### [Exercise brief]
Each line of the listing that contains "management" should be found and copied.

### [Supplied records]

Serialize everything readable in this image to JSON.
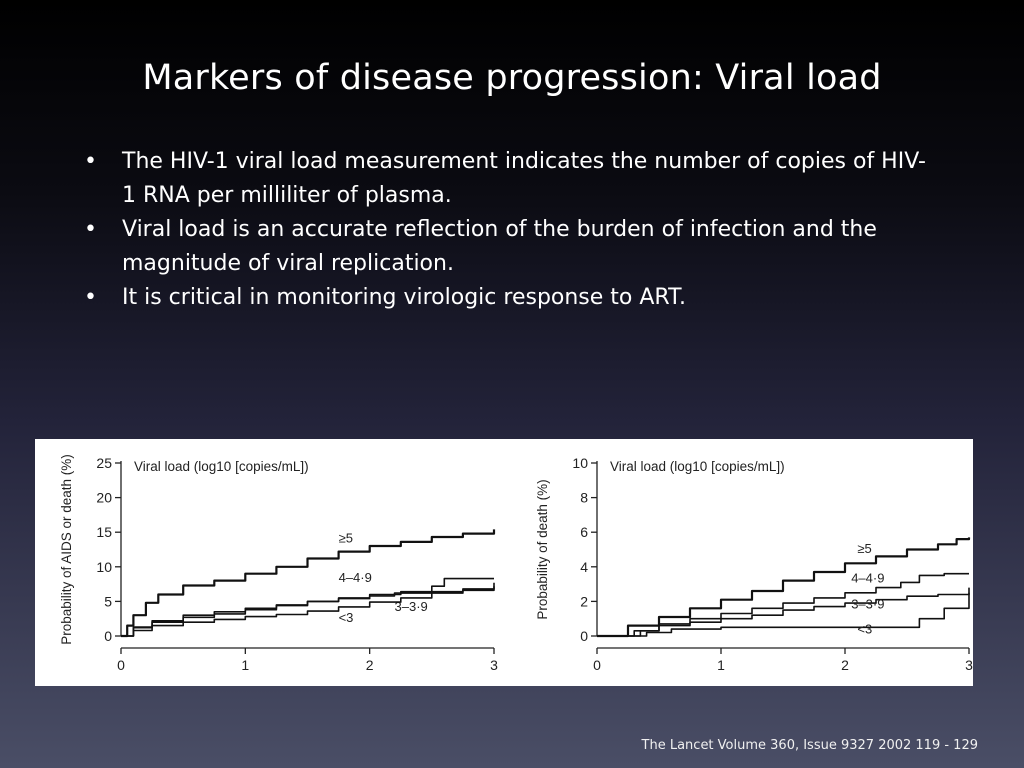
{
  "slide": {
    "title": "Markers of disease progression: Viral load",
    "bullets": [
      "The HIV-1 viral load measurement indicates the number of copies of HIV-1 RNA per milliliter of plasma.",
      "Viral load is an accurate reflection of the burden of infection and the magnitude of viral replication.",
      "It is critical in monitoring virologic response to ART."
    ],
    "bullet_marker": "•",
    "citation": "The Lancet Volume 360, Issue 9327 2002 119 - 129"
  },
  "chart_data": [
    {
      "type": "line",
      "title": "Viral load (log10 [copies/mL])",
      "ylabel": "Probability of AIDS or death (%)",
      "xlabel": "",
      "xlim": [
        0,
        3
      ],
      "ylim": [
        0,
        25
      ],
      "xticks": [
        0,
        1,
        2,
        3
      ],
      "yticks": [
        0,
        5,
        10,
        15,
        20,
        25
      ],
      "grid": false,
      "series": [
        {
          "name": "≥5",
          "x": [
            0,
            0.05,
            0.1,
            0.2,
            0.3,
            0.5,
            0.75,
            1.0,
            1.25,
            1.5,
            1.75,
            2.0,
            2.25,
            2.5,
            2.75,
            3.0
          ],
          "y": [
            0,
            1.5,
            3,
            4.8,
            6,
            7.3,
            8,
            9,
            10,
            11.2,
            12.2,
            13,
            13.6,
            14.3,
            14.8,
            15.4
          ]
        },
        {
          "name": "4–4·9",
          "x": [
            0,
            0.1,
            0.25,
            0.5,
            0.75,
            1.0,
            1.25,
            1.5,
            1.75,
            2.0,
            2.25,
            2.5,
            2.6,
            3.0
          ],
          "y": [
            0,
            1.2,
            2,
            2.7,
            3.2,
            3.8,
            4.4,
            5,
            5.5,
            6,
            6.4,
            7.2,
            8.3,
            8.3
          ]
        },
        {
          "name": "3–3·9",
          "x": [
            0,
            0.1,
            0.25,
            0.5,
            0.75,
            1.0,
            1.25,
            1.5,
            1.75,
            2.0,
            2.2,
            2.5,
            2.75,
            3.0
          ],
          "y": [
            0,
            1.3,
            2.2,
            3,
            3.5,
            4,
            4.5,
            5,
            5.4,
            5.8,
            6.2,
            6.4,
            6.6,
            7.7
          ]
        },
        {
          "name": "<3",
          "x": [
            0,
            0.1,
            0.25,
            0.5,
            0.75,
            1.0,
            1.25,
            1.5,
            1.75,
            2.0,
            2.25,
            2.5,
            2.75,
            3.0
          ],
          "y": [
            0,
            0.8,
            1.5,
            2,
            2.4,
            2.8,
            3.1,
            3.6,
            4.2,
            4.9,
            5.5,
            6.2,
            6.8,
            7.2
          ]
        }
      ],
      "label_positions": {
        "≥5": [
          1.75,
          13.5
        ],
        "4–4·9": [
          1.75,
          7.8
        ],
        "3–3·9": [
          2.2,
          3.6
        ],
        "<3": [
          1.75,
          2.0
        ]
      }
    },
    {
      "type": "line",
      "title": "Viral load (log10 [copies/mL])",
      "ylabel": "Probability of death (%)",
      "xlabel": "",
      "xlim": [
        0,
        3
      ],
      "ylim": [
        0,
        10
      ],
      "xticks": [
        0,
        1,
        2,
        3
      ],
      "yticks": [
        0,
        2,
        4,
        6,
        8,
        10
      ],
      "grid": false,
      "series": [
        {
          "name": "≥5",
          "x": [
            0,
            0.25,
            0.5,
            0.75,
            1.0,
            1.25,
            1.5,
            1.75,
            2.0,
            2.25,
            2.5,
            2.75,
            2.9,
            3.0
          ],
          "y": [
            0,
            0.6,
            1.1,
            1.6,
            2.1,
            2.6,
            3.2,
            3.7,
            4.2,
            4.6,
            5.0,
            5.3,
            5.6,
            5.7
          ]
        },
        {
          "name": "4–4·9",
          "x": [
            0,
            0.3,
            0.5,
            0.75,
            1.0,
            1.25,
            1.5,
            1.75,
            2.0,
            2.25,
            2.45,
            2.6,
            2.8,
            3.0
          ],
          "y": [
            0,
            0.3,
            0.7,
            1.0,
            1.3,
            1.6,
            1.9,
            2.2,
            2.5,
            2.8,
            3.1,
            3.5,
            3.6,
            3.6
          ]
        },
        {
          "name": "3–3·9",
          "x": [
            0,
            0.35,
            0.5,
            0.75,
            1.0,
            1.25,
            1.5,
            1.75,
            2.0,
            2.25,
            2.5,
            2.75,
            3.0
          ],
          "y": [
            0,
            0.3,
            0.6,
            0.8,
            1.0,
            1.2,
            1.5,
            1.7,
            1.9,
            2.1,
            2.3,
            2.4,
            2.5
          ]
        },
        {
          "name": "<3",
          "x": [
            0,
            0.4,
            0.6,
            1.0,
            1.5,
            2.0,
            2.4,
            2.6,
            2.8,
            3.0
          ],
          "y": [
            0,
            0.2,
            0.4,
            0.5,
            0.5,
            0.5,
            0.5,
            1.0,
            1.6,
            2.8
          ]
        }
      ],
      "label_positions": {
        "≥5": [
          2.1,
          4.8
        ],
        "4–4·9": [
          2.05,
          3.1
        ],
        "3–3·9": [
          2.05,
          1.6
        ],
        "<3": [
          2.1,
          0.15
        ]
      }
    }
  ]
}
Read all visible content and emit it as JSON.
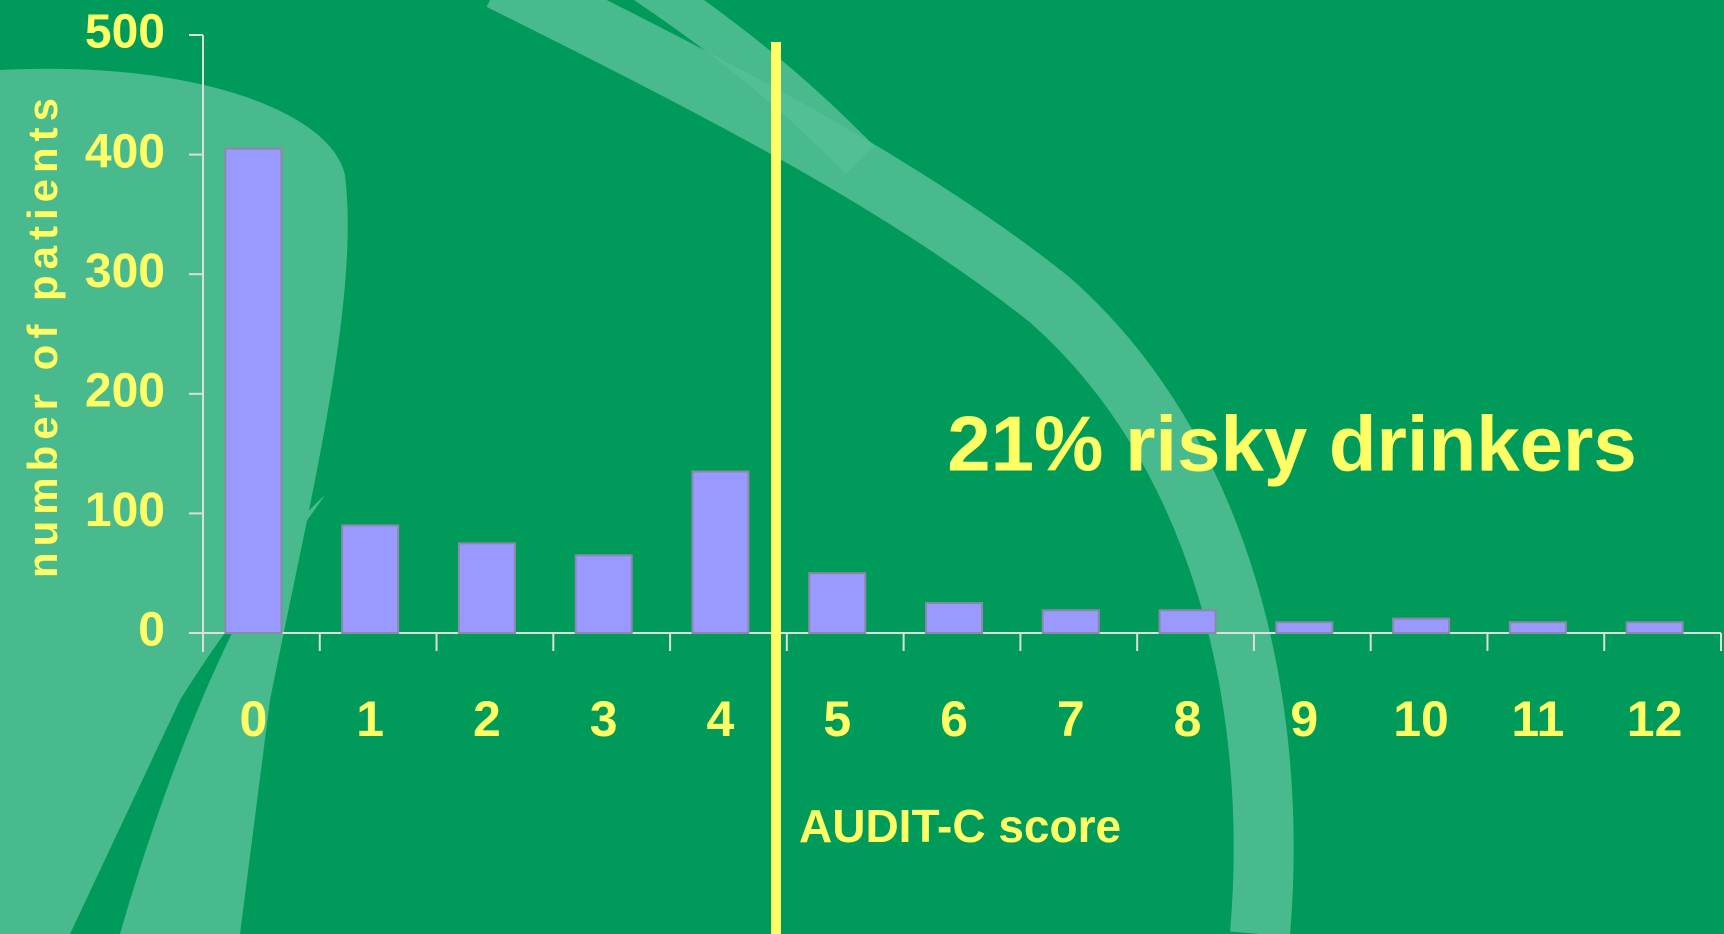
{
  "chart_data": {
    "type": "bar",
    "categories": [
      "0",
      "1",
      "2",
      "3",
      "4",
      "5",
      "6",
      "7",
      "8",
      "9",
      "10",
      "11",
      "12"
    ],
    "values": [
      405,
      90,
      75,
      65,
      135,
      50,
      25,
      19,
      19,
      9,
      12,
      9,
      9
    ],
    "color": "#9999ff",
    "x_label": "AUDIT-C score",
    "y_label": "number of patients",
    "annotation": "21% risky drinkers",
    "ylim": [
      0,
      500
    ],
    "yticks": [
      0,
      100,
      200,
      300,
      400,
      500
    ],
    "grid": false
  }
}
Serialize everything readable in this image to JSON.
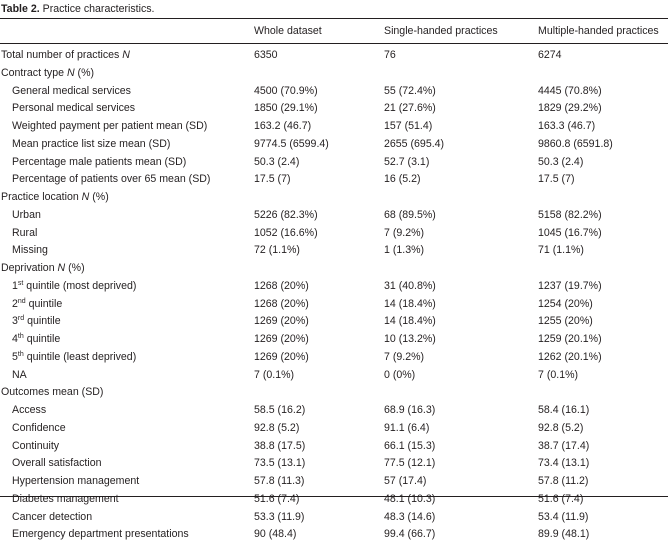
{
  "caption": {
    "label": "Table 2.",
    "text": "Practice characteristics."
  },
  "header": {
    "col0": "",
    "col1": "Whole dataset",
    "col2": "Single-handed practices",
    "col3": "Multiple-handed practices"
  },
  "rows": [
    {
      "label": "Total number of practices ",
      "label_em": "N",
      "v1": "6350",
      "v2": "76",
      "v3": "6274",
      "indent": false
    },
    {
      "label": "Contract type ",
      "label_em": "N",
      "label_tail": " (%)",
      "v1": "",
      "v2": "",
      "v3": "",
      "indent": false
    },
    {
      "label": "General medical services",
      "v1": "4500 (70.9%)",
      "v2": "55 (72.4%)",
      "v3": "4445 (70.8%)",
      "indent": true
    },
    {
      "label": "Personal medical services",
      "v1": "1850 (29.1%)",
      "v2": "21 (27.6%)",
      "v3": "1829 (29.2%)",
      "indent": true
    },
    {
      "label": "Weighted payment per patient mean (SD)",
      "v1": "163.2 (46.7)",
      "v2": "157 (51.4)",
      "v3": "163.3 (46.7)",
      "indent": true
    },
    {
      "label": "Mean practice list size mean (SD)",
      "v1": "9774.5 (6599.4)",
      "v2": "2655 (695.4)",
      "v3": "9860.8 (6591.8)",
      "indent": true
    },
    {
      "label": "Percentage male patients mean (SD)",
      "v1": "50.3 (2.4)",
      "v2": "52.7 (3.1)",
      "v3": "50.3 (2.4)",
      "indent": true
    },
    {
      "label": "Percentage of patients over 65 mean (SD)",
      "v1": "17.5 (7)",
      "v2": "16 (5.2)",
      "v3": "17.5 (7)",
      "indent": true
    },
    {
      "label": "Practice location ",
      "label_em": "N",
      "label_tail": " (%)",
      "v1": "",
      "v2": "",
      "v3": "",
      "indent": false
    },
    {
      "label": "Urban",
      "v1": "5226 (82.3%)",
      "v2": "68 (89.5%)",
      "v3": "5158 (82.2%)",
      "indent": true
    },
    {
      "label": "Rural",
      "v1": "1052 (16.6%)",
      "v2": "7 (9.2%)",
      "v3": "1045 (16.7%)",
      "indent": true
    },
    {
      "label": "Missing",
      "v1": "72 (1.1%)",
      "v2": "1 (1.3%)",
      "v3": "71 (1.1%)",
      "indent": true
    },
    {
      "label": "Deprivation ",
      "label_em": "N",
      "label_tail": " (%)",
      "v1": "",
      "v2": "",
      "v3": "",
      "indent": false
    },
    {
      "label": "1",
      "sup": "st",
      "label_tail": " quintile (most deprived)",
      "v1": "1268 (20%)",
      "v2": "31 (40.8%)",
      "v3": "1237 (19.7%)",
      "indent": true
    },
    {
      "label": "2",
      "sup": "nd",
      "label_tail": " quintile",
      "v1": "1268 (20%)",
      "v2": "14 (18.4%)",
      "v3": "1254 (20%)",
      "indent": true
    },
    {
      "label": "3",
      "sup": "rd",
      "label_tail": " quintile",
      "v1": "1269 (20%)",
      "v2": "14 (18.4%)",
      "v3": "1255 (20%)",
      "indent": true
    },
    {
      "label": "4",
      "sup": "th",
      "label_tail": " quintile",
      "v1": "1269 (20%)",
      "v2": "10 (13.2%)",
      "v3": "1259 (20.1%)",
      "indent": true
    },
    {
      "label": "5",
      "sup": "th",
      "label_tail": " quintile (least deprived)",
      "v1": "1269 (20%)",
      "v2": "7 (9.2%)",
      "v3": "1262 (20.1%)",
      "indent": true
    },
    {
      "label": "NA",
      "v1": "7 (0.1%)",
      "v2": "0 (0%)",
      "v3": "7 (0.1%)",
      "indent": true
    },
    {
      "label": "Outcomes mean (SD)",
      "v1": "",
      "v2": "",
      "v3": "",
      "indent": false
    },
    {
      "label": "Access",
      "v1": "58.5 (16.2)",
      "v2": "68.9 (16.3)",
      "v3": "58.4 (16.1)",
      "indent": true
    },
    {
      "label": "Confidence",
      "v1": "92.8 (5.2)",
      "v2": "91.1 (6.4)",
      "v3": "92.8 (5.2)",
      "indent": true
    },
    {
      "label": "Continuity",
      "v1": "38.8 (17.5)",
      "v2": "66.1 (15.3)",
      "v3": "38.7 (17.4)",
      "indent": true
    },
    {
      "label": "Overall satisfaction",
      "v1": "73.5 (13.1)",
      "v2": "77.5 (12.1)",
      "v3": "73.4 (13.1)",
      "indent": true
    },
    {
      "label": "Hypertension management",
      "v1": "57.8 (11.3)",
      "v2": "57 (17.4)",
      "v3": "57.8 (11.2)",
      "indent": true
    },
    {
      "label": "Diabetes management",
      "v1": "51.6 (7.4)",
      "v2": "48.1 (10.3)",
      "v3": "51.6 (7.4)",
      "indent": true
    },
    {
      "label": "Cancer detection",
      "v1": "53.3 (11.9)",
      "v2": "48.3 (14.6)",
      "v3": "53.4 (11.9)",
      "indent": true
    },
    {
      "label": "Emergency department presentations",
      "v1": "90 (48.4)",
      "v2": "99.4 (66.7)",
      "v3": "89.9 (48.1)",
      "indent": true
    }
  ]
}
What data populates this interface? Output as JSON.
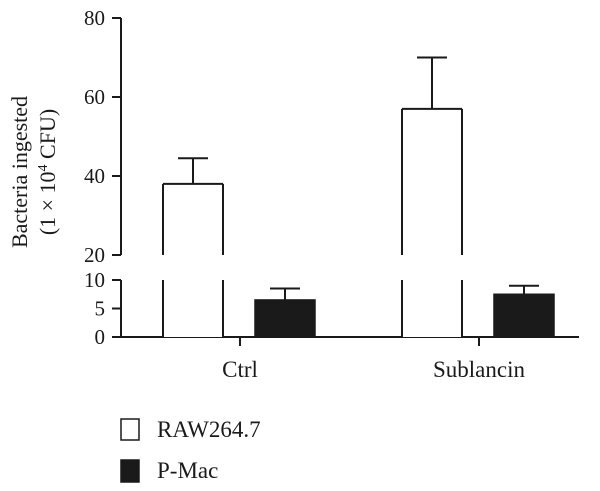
{
  "chart_data": {
    "type": "bar",
    "title": "",
    "xlabel": "",
    "ylabel_line1": "Bacteria ingested",
    "ylabel_line2_prefix": "(1 × 10",
    "ylabel_line2_sup": "4",
    "ylabel_line2_suffix": " CFU)",
    "categories": [
      "Ctrl",
      "Sublancin"
    ],
    "series": [
      {
        "name": "RAW264.7",
        "values": [
          38,
          57
        ],
        "errors": [
          6.5,
          13
        ],
        "color": "#ffffff"
      },
      {
        "name": "P-Mac",
        "values": [
          6.5,
          7.5
        ],
        "errors": [
          2.0,
          1.5
        ],
        "color": "#1a1a1a"
      }
    ],
    "y_axis": {
      "broken": true,
      "lower_segment": {
        "range": [
          0,
          10
        ],
        "ticks": [
          "0",
          "5",
          "10"
        ]
      },
      "upper_segment": {
        "range": [
          20,
          80
        ],
        "ticks": [
          "20",
          "40",
          "60",
          "80"
        ]
      }
    },
    "legend_position": "bottom-left",
    "grid": false
  }
}
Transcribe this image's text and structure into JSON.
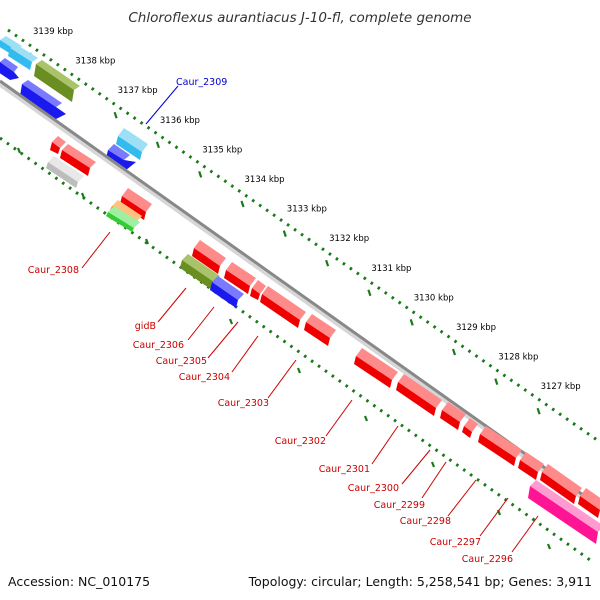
{
  "title": "Chloroflexus aurantiacus J-10-fl, complete genome",
  "footer": {
    "accession": "Accession: NC_010175",
    "info": "Topology: circular; Length: 5,258,541 bp; Genes: 3,911"
  },
  "ticks": [
    {
      "label": "3139 kbp",
      "kbp": 3139
    },
    {
      "label": "3138 kbp",
      "kbp": 3138
    },
    {
      "label": "3137 kbp",
      "kbp": 3137
    },
    {
      "label": "3136 kbp",
      "kbp": 3136
    },
    {
      "label": "3135 kbp",
      "kbp": 3135
    },
    {
      "label": "3134 kbp",
      "kbp": 3134
    },
    {
      "label": "3133 kbp",
      "kbp": 3133
    },
    {
      "label": "3132 kbp",
      "kbp": 3132
    },
    {
      "label": "3131 kbp",
      "kbp": 3131
    },
    {
      "label": "3130 kbp",
      "kbp": 3130
    },
    {
      "label": "3129 kbp",
      "kbp": 3129
    },
    {
      "label": "3128 kbp",
      "kbp": 3128
    },
    {
      "label": "3127 kbp",
      "kbp": 3127
    }
  ],
  "colors": {
    "cds": "#ee0000",
    "gene_blue": "#1a1aee",
    "gene_cyan": "#33bbee",
    "gene_olive": "#6b8e23",
    "gene_gray": "#c8c8c8",
    "gene_orange": "#ff8800",
    "gene_green": "#33cc33",
    "gene_magenta": "#ff1493",
    "backbone": "#888888",
    "ruler": "#1a7a1a",
    "label_red": "#cc0000",
    "label_blue": "#0000cc"
  },
  "labels": [
    {
      "text": "Caur_2309",
      "color": "blue"
    },
    {
      "text": "Caur_2308",
      "color": "red"
    },
    {
      "text": "gidB",
      "color": "red"
    },
    {
      "text": "Caur_2306",
      "color": "red"
    },
    {
      "text": "Caur_2305",
      "color": "red"
    },
    {
      "text": "Caur_2304",
      "color": "red"
    },
    {
      "text": "Caur_2303",
      "color": "red"
    },
    {
      "text": "Caur_2302",
      "color": "red"
    },
    {
      "text": "Caur_2301",
      "color": "red"
    },
    {
      "text": "Caur_2300",
      "color": "red"
    },
    {
      "text": "Caur_2299",
      "color": "red"
    },
    {
      "text": "Caur_2298",
      "color": "red"
    },
    {
      "text": "Caur_2297",
      "color": "red"
    },
    {
      "text": "Caur_2296",
      "color": "red"
    }
  ]
}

### [Result of the task]
      "label": "Hypertension management",
      "label": "Diabetes management",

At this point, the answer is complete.